**Task to carry out:** Transcribe the listing that follows in full, omitting pictures.
»»
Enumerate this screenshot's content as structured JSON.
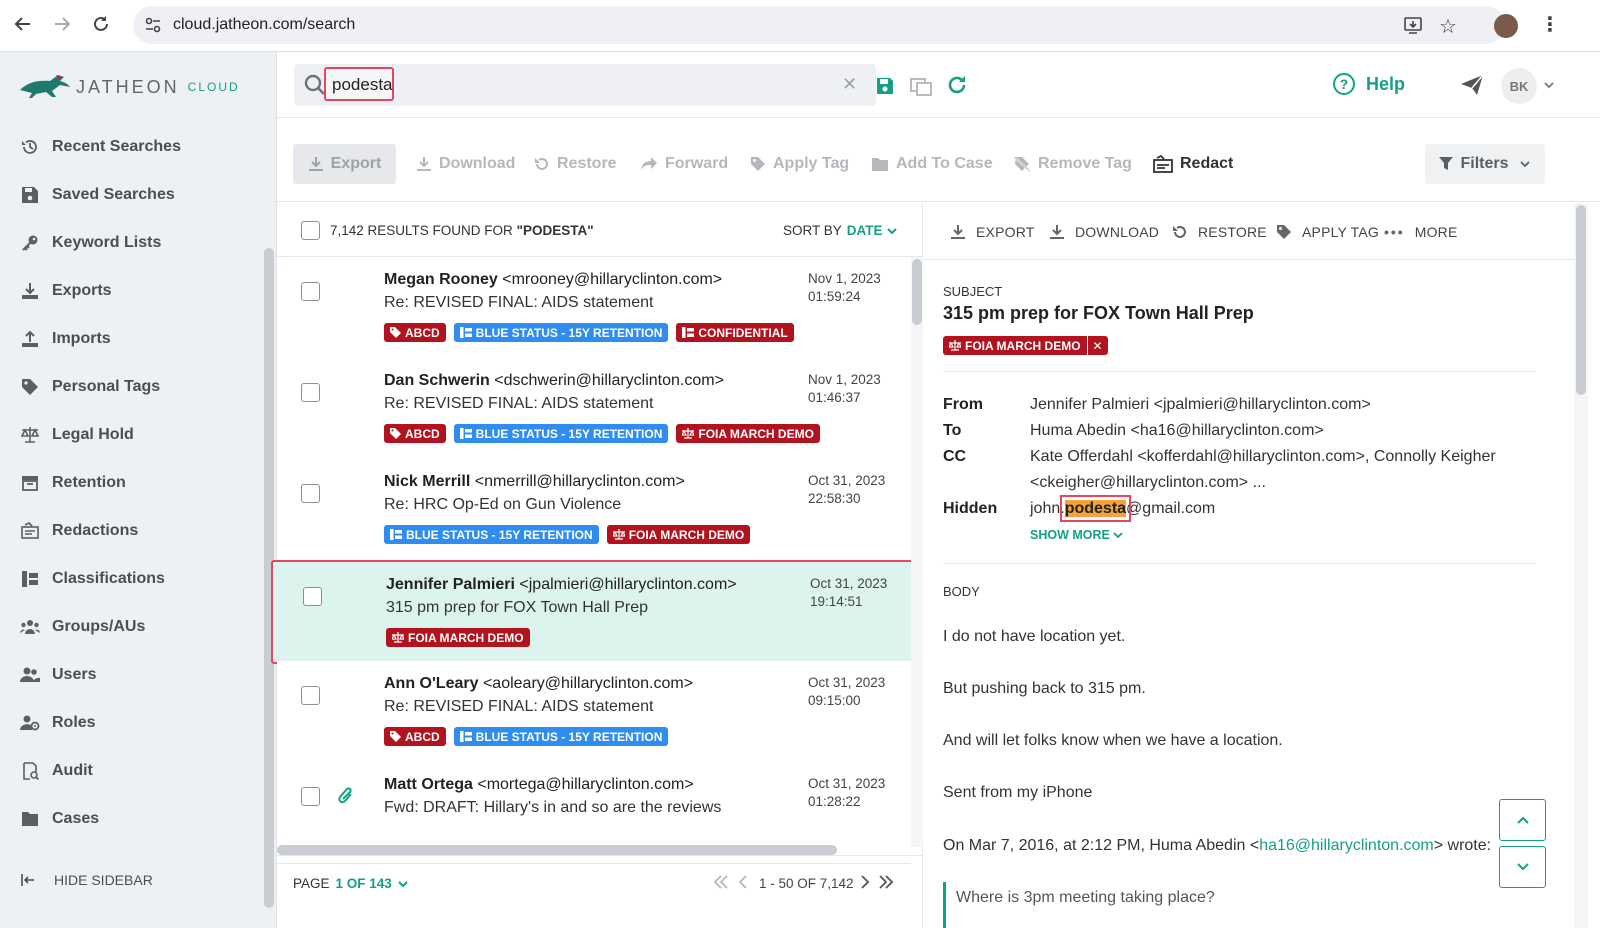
{
  "browser": {
    "url": "cloud.jatheon.com/search"
  },
  "brand": {
    "name": "JATHEON",
    "sub": "CLOUD",
    "accent": "#14a085",
    "red": "#b3121f",
    "blue": "#2f8df0"
  },
  "sidebar": {
    "items": [
      {
        "label": "Recent Searches",
        "icon": "history-icon"
      },
      {
        "label": "Saved Searches",
        "icon": "save-icon"
      },
      {
        "label": "Keyword Lists",
        "icon": "key-icon"
      },
      {
        "label": "Exports",
        "icon": "download-icon"
      },
      {
        "label": "Imports",
        "icon": "upload-icon"
      },
      {
        "label": "Personal Tags",
        "icon": "tag-icon"
      },
      {
        "label": "Legal Hold",
        "icon": "scale-icon"
      },
      {
        "label": "Retention",
        "icon": "archive-icon"
      },
      {
        "label": "Redactions",
        "icon": "redact-icon"
      },
      {
        "label": "Classifications",
        "icon": "classification-icon"
      },
      {
        "label": "Groups/AUs",
        "icon": "groups-icon"
      },
      {
        "label": "Users",
        "icon": "users-icon"
      },
      {
        "label": "Roles",
        "icon": "roles-icon"
      },
      {
        "label": "Audit",
        "icon": "audit-icon"
      },
      {
        "label": "Cases",
        "icon": "folder-icon"
      }
    ],
    "hide_label": "HIDE SIDEBAR"
  },
  "search": {
    "query": "podesta"
  },
  "header": {
    "help_label": "Help",
    "avatar_initials": "BK"
  },
  "toolbar": {
    "export": "Export",
    "download": "Download",
    "restore": "Restore",
    "forward": "Forward",
    "apply_tag": "Apply Tag",
    "add_to_case": "Add To Case",
    "remove_tag": "Remove Tag",
    "redact": "Redact",
    "filters": "Filters"
  },
  "list": {
    "results_prefix": "7,142 RESULTS FOUND FOR",
    "results_query": "\"PODESTA\"",
    "sort_label": "SORT BY",
    "sort_value": "DATE",
    "rows": [
      {
        "name": "Megan Rooney",
        "email": "<mrooney@hillaryclinton.com>",
        "subject": "Re: REVISED FINAL: AIDS statement",
        "date": "Nov 1, 2023",
        "time": "01:59:24",
        "tags": [
          {
            "label": "ABCD",
            "color": "red",
            "icon": "tag-icon"
          },
          {
            "label": "BLUE STATUS - 15Y RETENTION",
            "color": "blue",
            "icon": "retention-icon"
          },
          {
            "label": "CONFIDENTIAL",
            "color": "red",
            "icon": "retention-icon"
          }
        ]
      },
      {
        "name": "Dan Schwerin",
        "email": "<dschwerin@hillaryclinton.com>",
        "subject": "Re: REVISED FINAL: AIDS statement",
        "date": "Nov 1, 2023",
        "time": "01:46:37",
        "tags": [
          {
            "label": "ABCD",
            "color": "red",
            "icon": "tag-icon"
          },
          {
            "label": "BLUE STATUS - 15Y RETENTION",
            "color": "blue",
            "icon": "retention-icon"
          },
          {
            "label": "FOIA MARCH DEMO",
            "color": "red",
            "icon": "scale-icon"
          }
        ]
      },
      {
        "name": "Nick Merrill",
        "email": "<nmerrill@hillaryclinton.com>",
        "subject": "Re: HRC Op-Ed on Gun Violence",
        "date": "Oct 31, 2023",
        "time": "22:58:30",
        "tags": [
          {
            "label": "BLUE STATUS - 15Y RETENTION",
            "color": "blue",
            "icon": "retention-icon"
          },
          {
            "label": "FOIA MARCH DEMO",
            "color": "red",
            "icon": "scale-icon"
          }
        ]
      },
      {
        "name": "Jennifer Palmieri",
        "email": "<jpalmieri@hillaryclinton.com>",
        "subject": "315 pm prep for FOX Town Hall Prep",
        "date": "Oct 31, 2023",
        "time": "19:14:51",
        "tags": [
          {
            "label": "FOIA MARCH DEMO",
            "color": "red",
            "icon": "scale-icon"
          }
        ]
      },
      {
        "name": "Ann O'Leary",
        "email": "<aoleary@hillaryclinton.com>",
        "subject": "Re: REVISED FINAL: AIDS statement",
        "date": "Oct 31, 2023",
        "time": "09:15:00",
        "tags": [
          {
            "label": "ABCD",
            "color": "red",
            "icon": "tag-icon"
          },
          {
            "label": "BLUE STATUS - 15Y RETENTION",
            "color": "blue",
            "icon": "retention-icon"
          }
        ]
      },
      {
        "name": "Matt Ortega",
        "email": "<mortega@hillaryclinton.com>",
        "subject": "Fwd: DRAFT: Hillary's in and so are the reviews",
        "date": "Oct 31, 2023",
        "time": "01:28:22",
        "tags": []
      }
    ],
    "page_label": "PAGE",
    "page_value": "1 OF 143",
    "range": "1 - 50 OF 7,142"
  },
  "detail": {
    "actions": {
      "export": "EXPORT",
      "download": "DOWNLOAD",
      "restore": "RESTORE",
      "apply_tag": "APPLY TAG",
      "more": "MORE"
    },
    "subject_label": "SUBJECT",
    "subject": "315 pm prep for FOX Town Hall Prep",
    "tag": "FOIA MARCH DEMO",
    "from_label": "From",
    "from": "Jennifer Palmieri <jpalmieri@hillaryclinton.com>",
    "to_label": "To",
    "to": "Huma Abedin <ha16@hillaryclinton.com>",
    "cc_label": "CC",
    "cc_line1": "Kate Offerdahl <kofferdahl@hillaryclinton.com>, Connolly Keigher",
    "cc_line2": "<ckeigher@hillaryclinton.com> ...",
    "hidden_label": "Hidden",
    "hidden_pre": "john.",
    "hidden_hit": "podesta",
    "hidden_post": "@gmail.com",
    "show_more": "SHOW MORE",
    "body_label": "BODY",
    "body": [
      "I do not have location yet.",
      "But pushing back to 315 pm.",
      "And will let folks know when we have a location.",
      "Sent from my iPhone"
    ],
    "quote_intro_pre": "On Mar 7, 2016, at 2:12 PM, Huma Abedin <",
    "quote_link": "ha16@hillaryclinton.com",
    "quote_intro_post": "> wrote:",
    "quote": "Where is 3pm meeting taking place?"
  }
}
««
**Completed task:**
Enumerate this screenshot's content as structured JSON.
{
  "browser": {
    "url": "cloud.jatheon.com/search"
  },
  "brand": {
    "name": "JATHEON",
    "sub": "CLOUD",
    "accent": "#14a085",
    "red": "#b3121f",
    "blue": "#2f8df0"
  },
  "sidebar": {
    "items": [
      {
        "label": "Recent Searches",
        "icon": "history-icon"
      },
      {
        "label": "Saved Searches",
        "icon": "save-icon"
      },
      {
        "label": "Keyword Lists",
        "icon": "key-icon"
      },
      {
        "label": "Exports",
        "icon": "download-icon"
      },
      {
        "label": "Imports",
        "icon": "upload-icon"
      },
      {
        "label": "Personal Tags",
        "icon": "tag-icon"
      },
      {
        "label": "Legal Hold",
        "icon": "scale-icon"
      },
      {
        "label": "Retention",
        "icon": "archive-icon"
      },
      {
        "label": "Redactions",
        "icon": "redact-icon"
      },
      {
        "label": "Classifications",
        "icon": "classification-icon"
      },
      {
        "label": "Groups/AUs",
        "icon": "groups-icon"
      },
      {
        "label": "Users",
        "icon": "users-icon"
      },
      {
        "label": "Roles",
        "icon": "roles-icon"
      },
      {
        "label": "Audit",
        "icon": "audit-icon"
      },
      {
        "label": "Cases",
        "icon": "folder-icon"
      }
    ],
    "hide_label": "HIDE SIDEBAR"
  },
  "search": {
    "query": "podesta"
  },
  "header": {
    "help_label": "Help",
    "avatar_initials": "BK"
  },
  "toolbar": {
    "export": "Export",
    "download": "Download",
    "restore": "Restore",
    "forward": "Forward",
    "apply_tag": "Apply Tag",
    "add_to_case": "Add To Case",
    "remove_tag": "Remove Tag",
    "redact": "Redact",
    "filters": "Filters"
  },
  "list": {
    "results_prefix": "7,142 RESULTS FOUND FOR",
    "results_query": "\"PODESTA\"",
    "sort_label": "SORT BY",
    "sort_value": "DATE",
    "rows": [
      {
        "name": "Megan Rooney",
        "email": "<mrooney@hillaryclinton.com>",
        "subject": "Re: REVISED FINAL: AIDS statement",
        "date": "Nov 1, 2023",
        "time": "01:59:24",
        "tags": [
          {
            "label": "ABCD",
            "color": "red",
            "icon": "tag-icon"
          },
          {
            "label": "BLUE STATUS - 15Y RETENTION",
            "color": "blue",
            "icon": "retention-icon"
          },
          {
            "label": "CONFIDENTIAL",
            "color": "red",
            "icon": "retention-icon"
          }
        ]
      },
      {
        "name": "Dan Schwerin",
        "email": "<dschwerin@hillaryclinton.com>",
        "subject": "Re: REVISED FINAL: AIDS statement",
        "date": "Nov 1, 2023",
        "time": "01:46:37",
        "tags": [
          {
            "label": "ABCD",
            "color": "red",
            "icon": "tag-icon"
          },
          {
            "label": "BLUE STATUS - 15Y RETENTION",
            "color": "blue",
            "icon": "retention-icon"
          },
          {
            "label": "FOIA MARCH DEMO",
            "color": "red",
            "icon": "scale-icon"
          }
        ]
      },
      {
        "name": "Nick Merrill",
        "email": "<nmerrill@hillaryclinton.com>",
        "subject": "Re: HRC Op-Ed on Gun Violence",
        "date": "Oct 31, 2023",
        "time": "22:58:30",
        "tags": [
          {
            "label": "BLUE STATUS - 15Y RETENTION",
            "color": "blue",
            "icon": "retention-icon"
          },
          {
            "label": "FOIA MARCH DEMO",
            "color": "red",
            "icon": "scale-icon"
          }
        ]
      },
      {
        "name": "Jennifer Palmieri",
        "email": "<jpalmieri@hillaryclinton.com>",
        "subject": "315 pm prep for FOX Town Hall Prep",
        "date": "Oct 31, 2023",
        "time": "19:14:51",
        "tags": [
          {
            "label": "FOIA MARCH DEMO",
            "color": "red",
            "icon": "scale-icon"
          }
        ]
      },
      {
        "name": "Ann O'Leary",
        "email": "<aoleary@hillaryclinton.com>",
        "subject": "Re: REVISED FINAL: AIDS statement",
        "date": "Oct 31, 2023",
        "time": "09:15:00",
        "tags": [
          {
            "label": "ABCD",
            "color": "red",
            "icon": "tag-icon"
          },
          {
            "label": "BLUE STATUS - 15Y RETENTION",
            "color": "blue",
            "icon": "retention-icon"
          }
        ]
      },
      {
        "name": "Matt Ortega",
        "email": "<mortega@hillaryclinton.com>",
        "subject": "Fwd: DRAFT: Hillary's in and so are the reviews",
        "date": "Oct 31, 2023",
        "time": "01:28:22",
        "tags": []
      }
    ],
    "page_label": "PAGE",
    "page_value": "1 OF 143",
    "range": "1 - 50 OF 7,142"
  },
  "detail": {
    "actions": {
      "export": "EXPORT",
      "download": "DOWNLOAD",
      "restore": "RESTORE",
      "apply_tag": "APPLY TAG",
      "more": "MORE"
    },
    "subject_label": "SUBJECT",
    "subject": "315 pm prep for FOX Town Hall Prep",
    "tag": "FOIA MARCH DEMO",
    "from_label": "From",
    "from": "Jennifer Palmieri <jpalmieri@hillaryclinton.com>",
    "to_label": "To",
    "to": "Huma Abedin <ha16@hillaryclinton.com>",
    "cc_label": "CC",
    "cc_line1": "Kate Offerdahl <kofferdahl@hillaryclinton.com>, Connolly Keigher",
    "cc_line2": "<ckeigher@hillaryclinton.com> ...",
    "hidden_label": "Hidden",
    "hidden_pre": "john.",
    "hidden_hit": "podesta",
    "hidden_post": "@gmail.com",
    "show_more": "SHOW MORE",
    "body_label": "BODY",
    "body": [
      "I do not have location yet.",
      "But pushing back to 315 pm.",
      "And will let folks know when we have a location.",
      "Sent from my iPhone"
    ],
    "quote_intro_pre": "On Mar 7, 2016, at 2:12 PM, Huma Abedin <",
    "quote_link": "ha16@hillaryclinton.com",
    "quote_intro_post": "> wrote:",
    "quote": "Where is 3pm meeting taking place?"
  }
}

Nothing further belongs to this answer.